Print the lines of the records below from the line containing "Extract 14 of" to the line containing "slice-label: North-Central Brooklyn", keeping every character unchanged and including both of those lines. Omit the pictures from your answer.

Records shown >>
- - -
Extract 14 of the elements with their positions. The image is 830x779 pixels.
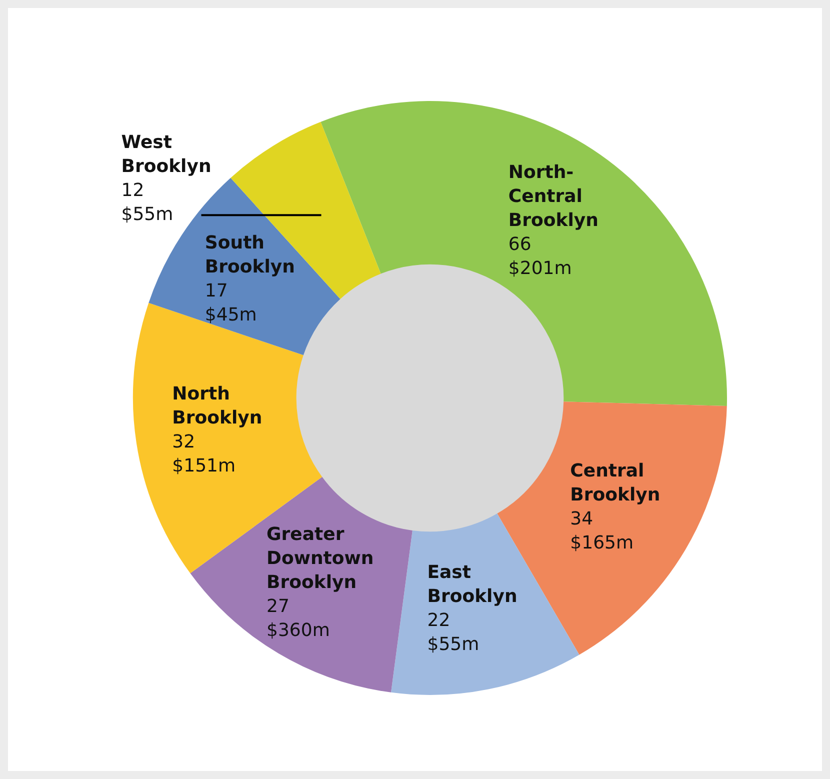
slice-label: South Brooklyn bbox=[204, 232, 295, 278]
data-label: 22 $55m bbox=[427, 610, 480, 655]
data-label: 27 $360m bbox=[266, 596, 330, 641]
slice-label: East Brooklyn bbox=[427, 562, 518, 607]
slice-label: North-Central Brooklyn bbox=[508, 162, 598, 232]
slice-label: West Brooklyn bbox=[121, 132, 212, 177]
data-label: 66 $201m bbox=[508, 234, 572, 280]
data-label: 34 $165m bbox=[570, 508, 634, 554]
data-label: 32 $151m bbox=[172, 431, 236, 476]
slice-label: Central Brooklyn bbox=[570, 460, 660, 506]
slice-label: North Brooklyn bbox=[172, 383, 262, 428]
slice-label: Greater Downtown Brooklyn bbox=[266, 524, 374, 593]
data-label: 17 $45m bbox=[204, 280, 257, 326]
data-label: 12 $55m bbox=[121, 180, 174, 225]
- - -
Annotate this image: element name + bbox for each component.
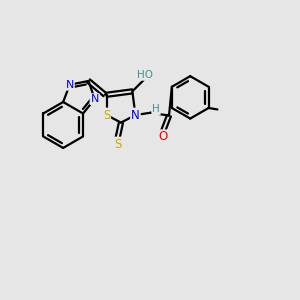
- - -
Task answer >>
Extract 14 of the elements with their positions. The image is 830x779 pixels.
slice-label: South Brooklyn bbox=[204, 232, 295, 278]
data-label: 22 $55m bbox=[427, 610, 480, 655]
data-label: 27 $360m bbox=[266, 596, 330, 641]
slice-label: East Brooklyn bbox=[427, 562, 518, 607]
slice-label: North-Central Brooklyn bbox=[508, 162, 598, 232]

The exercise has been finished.